Task to complete -
From the listing below, select every line where the word "emoji" appears.

(Stored entries)
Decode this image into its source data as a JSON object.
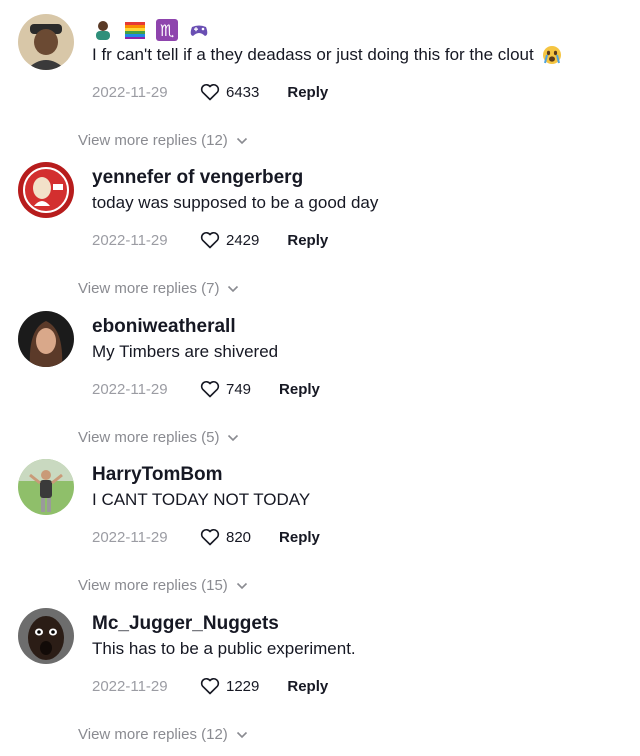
{
  "comments": [
    {
      "username": "",
      "name_icons": [
        "person-emoji-icon",
        "rainbow-flag-icon",
        "scorpio-icon",
        "game-controller-icon"
      ],
      "text": "I fr can't tell if a they deadass or just doing this for the clout",
      "trailing_emoji": "crying-face-emoji-icon",
      "date": "2022-11-29",
      "likes": "6433",
      "reply_label": "Reply",
      "view_more": "View more replies (12)"
    },
    {
      "username": "yennefer of vengerberg",
      "text": "today was supposed to be a good day",
      "date": "2022-11-29",
      "likes": "2429",
      "reply_label": "Reply",
      "view_more": "View more replies (7)"
    },
    {
      "username": "eboniweatherall",
      "text": "My Timbers are shivered",
      "date": "2022-11-29",
      "likes": "749",
      "reply_label": "Reply",
      "view_more": "View more replies (5)"
    },
    {
      "username": "HarryTomBom",
      "text": "I CANT TODAY NOT TODAY",
      "date": "2022-11-29",
      "likes": "820",
      "reply_label": "Reply",
      "view_more": "View more replies (15)"
    },
    {
      "username": "Mc_Jugger_Nuggets",
      "text": "This has to be a public experiment.",
      "date": "2022-11-29",
      "likes": "1229",
      "reply_label": "Reply",
      "view_more": "View more replies (12)"
    }
  ],
  "colors": {
    "text": "#161823",
    "muted": "#9b9ca3",
    "view_more": "#8a8b91"
  }
}
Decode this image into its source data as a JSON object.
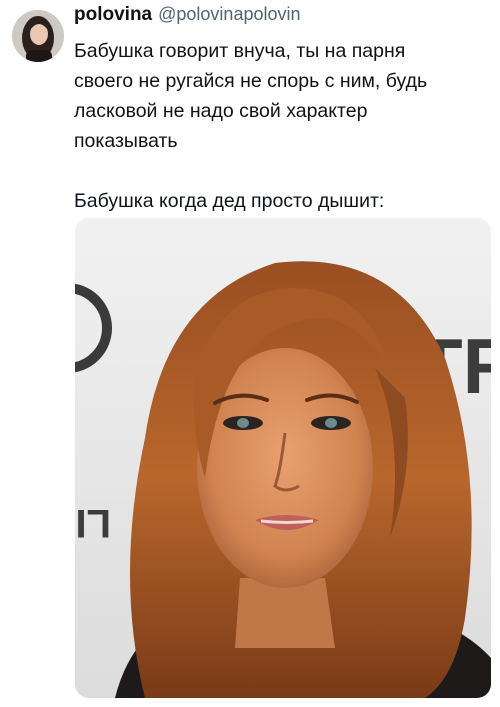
{
  "tweet": {
    "author": {
      "display_name": "polovina",
      "handle": "@polovinapolovin"
    },
    "text_lines": [
      "Бабушка говорит внуча, ты на парня",
      "своего не ругайся не спорь с ним, будь",
      "ласковой не надо свой характер",
      "показывать"
    ],
    "text_line_2": "Бабушка когда дед просто дышит:",
    "media": {
      "backdrop_text": "TR",
      "backdrop_text_mirrored": "LI"
    }
  }
}
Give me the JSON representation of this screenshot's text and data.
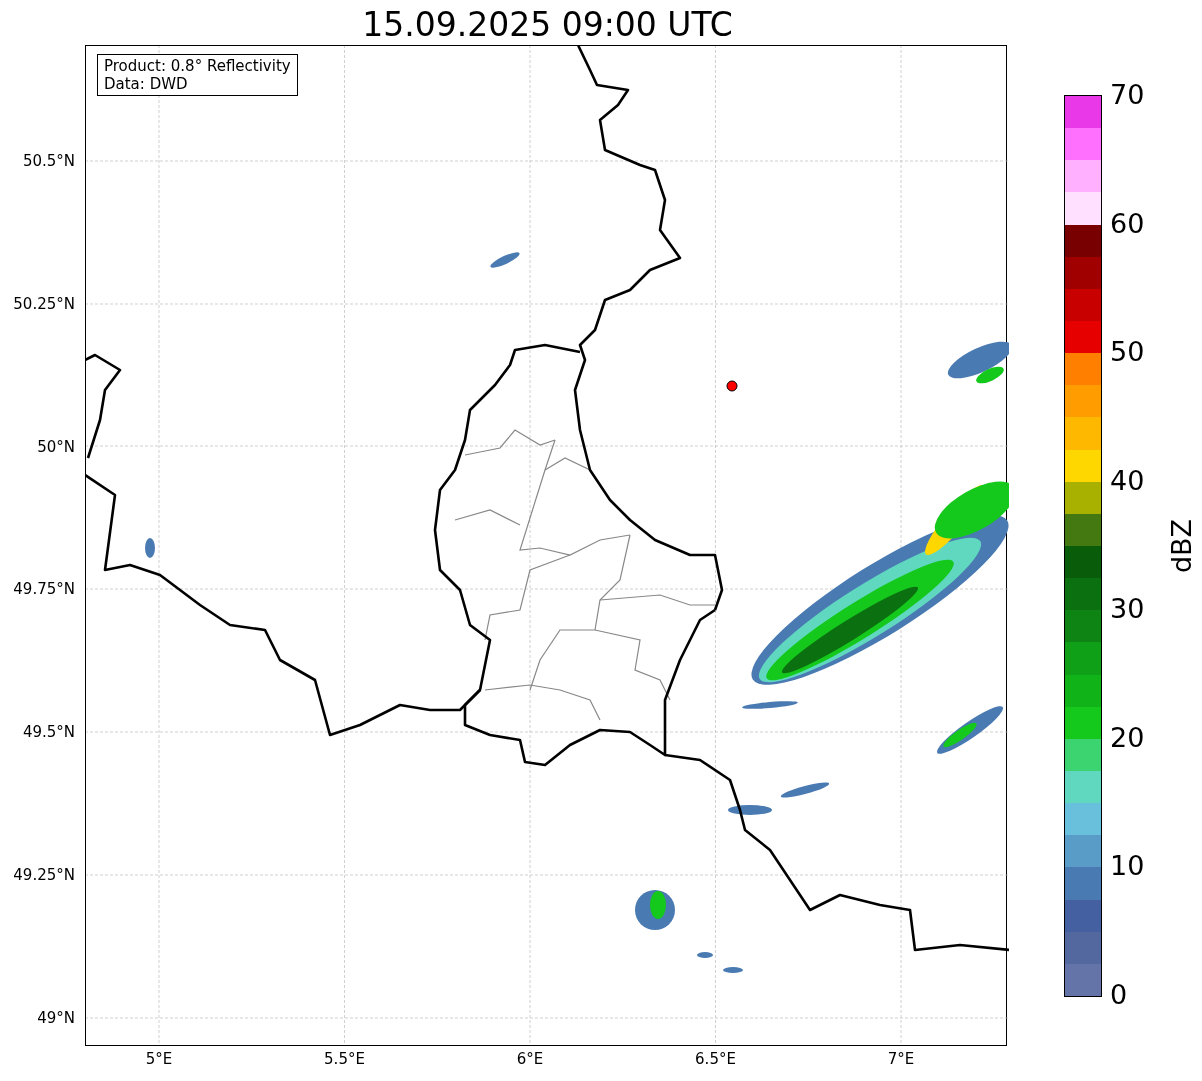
{
  "title": "15.09.2025 09:00 UTC",
  "info_box": {
    "lines": [
      "Product: 0.8° Reflectivity",
      "Data: DWD"
    ]
  },
  "x_ticks": [
    "5°E",
    "5.5°E",
    "6°E",
    "6.5°E",
    "7°E"
  ],
  "y_ticks": [
    "50.5°N",
    "50.25°N",
    "50°N",
    "49.75°N",
    "49.5°N",
    "49.25°N",
    "49°N"
  ],
  "colorbar": {
    "label": "dBZ",
    "ticks": [
      "70",
      "60",
      "50",
      "40",
      "30",
      "20",
      "10",
      "0"
    ],
    "segments": [
      {
        "color": "#e838e8"
      },
      {
        "color": "#ff70ff"
      },
      {
        "color": "#ffb0ff"
      },
      {
        "color": "#ffe0ff"
      },
      {
        "color": "#780000"
      },
      {
        "color": "#a00000"
      },
      {
        "color": "#c80000"
      },
      {
        "color": "#e60000"
      },
      {
        "color": "#ff8000"
      },
      {
        "color": "#ff9c00"
      },
      {
        "color": "#ffb800"
      },
      {
        "color": "#ffd700"
      },
      {
        "color": "#a8b000"
      },
      {
        "color": "#447810"
      },
      {
        "color": "#085c0a"
      },
      {
        "color": "#0a7010"
      },
      {
        "color": "#0e8414"
      },
      {
        "color": "#10a018"
      },
      {
        "color": "#10b418"
      },
      {
        "color": "#14c81c"
      },
      {
        "color": "#3cd470"
      },
      {
        "color": "#60d8c0"
      },
      {
        "color": "#68c0dc"
      },
      {
        "color": "#5a9cc8"
      },
      {
        "color": "#4a7ab2"
      },
      {
        "color": "#4460a0"
      },
      {
        "color": "#5468a0"
      },
      {
        "color": "#6474a8"
      }
    ]
  }
}
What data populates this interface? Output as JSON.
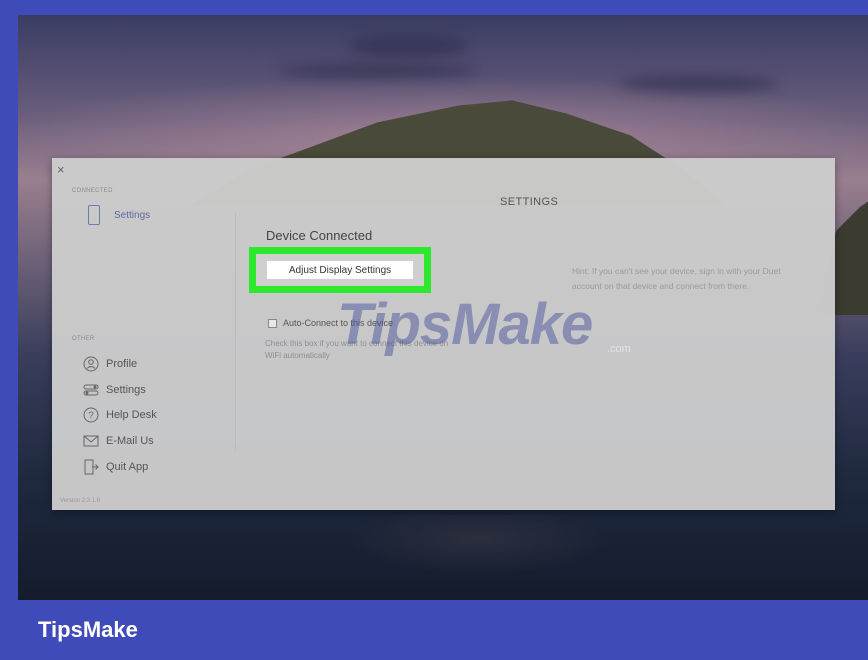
{
  "panel": {
    "close_glyph": "×",
    "connected_label": "CONNECTED",
    "other_label": "OTHER",
    "version": "Version 2.3.1.6",
    "title": "SETTINGS"
  },
  "sidebar": {
    "top_item": {
      "label": "Settings",
      "icon": "device-icon"
    },
    "items": [
      {
        "label": "Profile",
        "icon": "profile-icon"
      },
      {
        "label": "Settings",
        "icon": "settings-toggle-icon"
      },
      {
        "label": "Help Desk",
        "icon": "help-icon"
      },
      {
        "label": "E-Mail Us",
        "icon": "mail-icon"
      },
      {
        "label": "Quit App",
        "icon": "quit-icon"
      }
    ]
  },
  "main": {
    "heading": "Device Connected",
    "adjust_button": "Adjust Display Settings",
    "checkbox_label": "Auto-Connect to this device",
    "checkbox_desc": "Check this box if you want to connect this device on WiFi automatically",
    "hint": "Hint: If you can't see your device, sign in with your Duet account on that device and connect from there.",
    "highlight_color": "#2ee82e"
  },
  "watermark": {
    "text": "TipsMake",
    "suffix": ".com"
  },
  "footer": {
    "brand": "TipsMake",
    "bar_color": "#3f4bb8"
  }
}
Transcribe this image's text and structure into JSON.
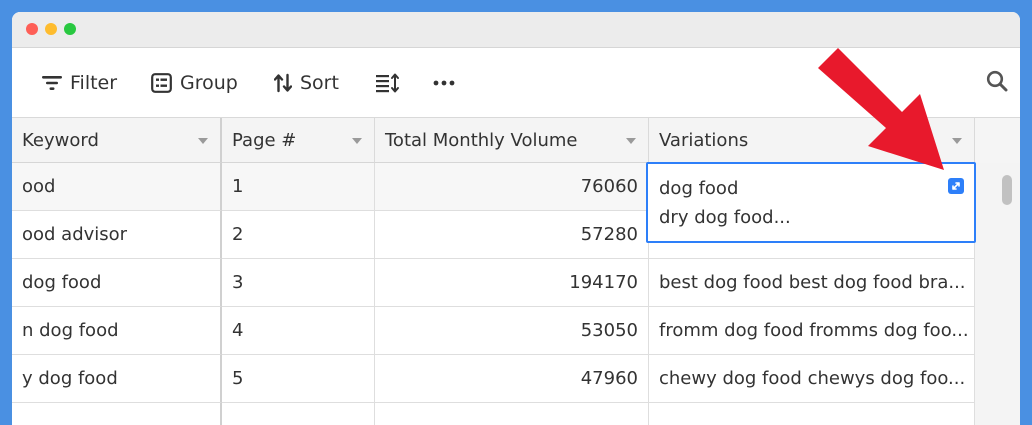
{
  "toolbar": {
    "filter_label": "Filter",
    "group_label": "Group",
    "sort_label": "Sort"
  },
  "columns": [
    {
      "label": "Keyword"
    },
    {
      "label": "Page #"
    },
    {
      "label": "Total Monthly Volume"
    },
    {
      "label": "Variations"
    }
  ],
  "rows": [
    {
      "keyword": "ood",
      "page": "1",
      "volume": "76060",
      "variations": ""
    },
    {
      "keyword": "ood advisor",
      "page": "2",
      "volume": "57280",
      "variations": ""
    },
    {
      "keyword": "dog food",
      "page": "3",
      "volume": "194170",
      "variations": "best dog food best dog food bra..."
    },
    {
      "keyword": "n dog food",
      "page": "4",
      "volume": "53050",
      "variations": "fromm dog food fromms dog foo..."
    },
    {
      "keyword": "y dog food",
      "page": "5",
      "volume": "47960",
      "variations": "chewy dog food chewys dog foo..."
    }
  ],
  "expanded_cell": {
    "line1": "dog food",
    "line2": "dry dog food..."
  },
  "colors": {
    "accent": "#2d7ff9",
    "annotation_arrow": "#e8192c",
    "frame": "#4a90e2"
  }
}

Written reply -
        "person-emoji-icon",
      "trailing_emoji": "crying-face-emoji-icon",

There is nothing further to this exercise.